→ Data shown
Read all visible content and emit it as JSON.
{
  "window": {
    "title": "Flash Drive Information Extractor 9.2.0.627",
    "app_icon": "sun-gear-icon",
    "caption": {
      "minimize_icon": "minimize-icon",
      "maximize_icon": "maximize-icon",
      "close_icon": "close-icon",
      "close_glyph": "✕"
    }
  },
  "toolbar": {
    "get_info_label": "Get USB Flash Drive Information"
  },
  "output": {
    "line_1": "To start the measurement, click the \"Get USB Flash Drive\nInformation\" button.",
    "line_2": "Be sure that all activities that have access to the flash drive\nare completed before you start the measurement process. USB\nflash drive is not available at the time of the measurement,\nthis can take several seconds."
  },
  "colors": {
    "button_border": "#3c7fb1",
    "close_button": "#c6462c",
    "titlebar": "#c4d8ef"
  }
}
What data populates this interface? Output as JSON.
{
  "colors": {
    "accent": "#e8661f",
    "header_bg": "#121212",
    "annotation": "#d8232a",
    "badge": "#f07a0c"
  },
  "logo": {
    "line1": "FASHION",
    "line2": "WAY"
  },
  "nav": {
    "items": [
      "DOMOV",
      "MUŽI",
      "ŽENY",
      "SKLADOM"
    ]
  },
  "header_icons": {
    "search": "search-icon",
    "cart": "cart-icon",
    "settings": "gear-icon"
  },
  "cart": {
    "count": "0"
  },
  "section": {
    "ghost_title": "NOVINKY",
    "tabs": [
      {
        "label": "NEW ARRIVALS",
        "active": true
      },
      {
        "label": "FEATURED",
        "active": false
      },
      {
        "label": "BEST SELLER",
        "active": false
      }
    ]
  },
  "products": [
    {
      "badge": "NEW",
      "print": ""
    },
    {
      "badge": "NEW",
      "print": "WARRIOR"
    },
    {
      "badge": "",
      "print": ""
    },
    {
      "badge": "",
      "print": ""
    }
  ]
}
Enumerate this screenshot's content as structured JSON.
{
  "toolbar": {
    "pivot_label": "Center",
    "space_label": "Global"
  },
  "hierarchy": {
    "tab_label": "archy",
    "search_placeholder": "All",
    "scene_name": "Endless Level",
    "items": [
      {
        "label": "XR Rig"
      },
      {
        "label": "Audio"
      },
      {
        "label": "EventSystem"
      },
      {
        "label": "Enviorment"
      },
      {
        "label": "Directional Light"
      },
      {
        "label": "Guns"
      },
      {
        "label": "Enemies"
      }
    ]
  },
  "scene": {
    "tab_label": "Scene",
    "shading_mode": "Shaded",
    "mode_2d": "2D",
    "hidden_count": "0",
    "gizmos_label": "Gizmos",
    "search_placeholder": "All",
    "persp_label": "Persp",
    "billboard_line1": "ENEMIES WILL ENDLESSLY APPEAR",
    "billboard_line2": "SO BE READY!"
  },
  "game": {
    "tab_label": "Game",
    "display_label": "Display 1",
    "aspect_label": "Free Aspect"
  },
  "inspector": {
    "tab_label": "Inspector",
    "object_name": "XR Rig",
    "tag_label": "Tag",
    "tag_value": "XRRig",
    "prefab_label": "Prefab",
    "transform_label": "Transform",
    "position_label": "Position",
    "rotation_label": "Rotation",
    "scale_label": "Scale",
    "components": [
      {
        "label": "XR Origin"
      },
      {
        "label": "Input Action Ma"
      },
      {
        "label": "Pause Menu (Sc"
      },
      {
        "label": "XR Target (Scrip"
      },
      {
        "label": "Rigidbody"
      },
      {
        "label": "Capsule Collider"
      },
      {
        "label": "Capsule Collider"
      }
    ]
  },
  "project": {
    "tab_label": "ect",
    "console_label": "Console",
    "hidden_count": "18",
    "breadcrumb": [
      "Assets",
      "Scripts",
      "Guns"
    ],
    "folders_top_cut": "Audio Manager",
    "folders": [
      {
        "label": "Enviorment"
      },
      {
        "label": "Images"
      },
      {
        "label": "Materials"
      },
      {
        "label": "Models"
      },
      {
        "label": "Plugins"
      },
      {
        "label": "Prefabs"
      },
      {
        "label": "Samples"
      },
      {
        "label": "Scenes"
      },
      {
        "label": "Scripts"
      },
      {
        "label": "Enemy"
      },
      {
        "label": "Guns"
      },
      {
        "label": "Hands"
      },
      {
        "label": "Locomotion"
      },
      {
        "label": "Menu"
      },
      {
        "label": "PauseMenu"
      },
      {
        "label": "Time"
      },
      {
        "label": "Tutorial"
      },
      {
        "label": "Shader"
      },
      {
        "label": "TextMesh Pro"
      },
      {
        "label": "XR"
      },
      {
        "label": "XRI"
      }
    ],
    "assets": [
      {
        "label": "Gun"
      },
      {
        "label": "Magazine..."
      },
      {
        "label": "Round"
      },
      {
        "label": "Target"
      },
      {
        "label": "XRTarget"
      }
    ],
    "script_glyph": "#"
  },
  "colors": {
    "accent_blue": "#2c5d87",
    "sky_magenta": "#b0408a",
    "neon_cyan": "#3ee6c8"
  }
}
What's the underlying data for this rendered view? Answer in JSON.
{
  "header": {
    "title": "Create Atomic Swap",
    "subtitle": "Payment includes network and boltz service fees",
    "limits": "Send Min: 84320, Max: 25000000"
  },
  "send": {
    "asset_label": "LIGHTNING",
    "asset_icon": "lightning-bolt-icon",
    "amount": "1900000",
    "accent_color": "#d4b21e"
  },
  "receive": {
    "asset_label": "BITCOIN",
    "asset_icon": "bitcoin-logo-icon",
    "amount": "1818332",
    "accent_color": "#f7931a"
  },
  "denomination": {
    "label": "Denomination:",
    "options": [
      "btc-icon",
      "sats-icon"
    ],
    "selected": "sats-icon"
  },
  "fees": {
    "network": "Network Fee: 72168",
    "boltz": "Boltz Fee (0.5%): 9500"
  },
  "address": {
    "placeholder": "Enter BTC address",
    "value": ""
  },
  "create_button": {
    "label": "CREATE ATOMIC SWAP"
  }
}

→ Challenge
Out of the preceding entries, pull every line containing the string "JSON".

→ Output of the task
Read all visible content and emit it as JSON.
What data populates this interface? Output as JSON.
Enumerate this screenshot's content as structured JSON.
What's the underlying data for this rendered view? Answer in JSON.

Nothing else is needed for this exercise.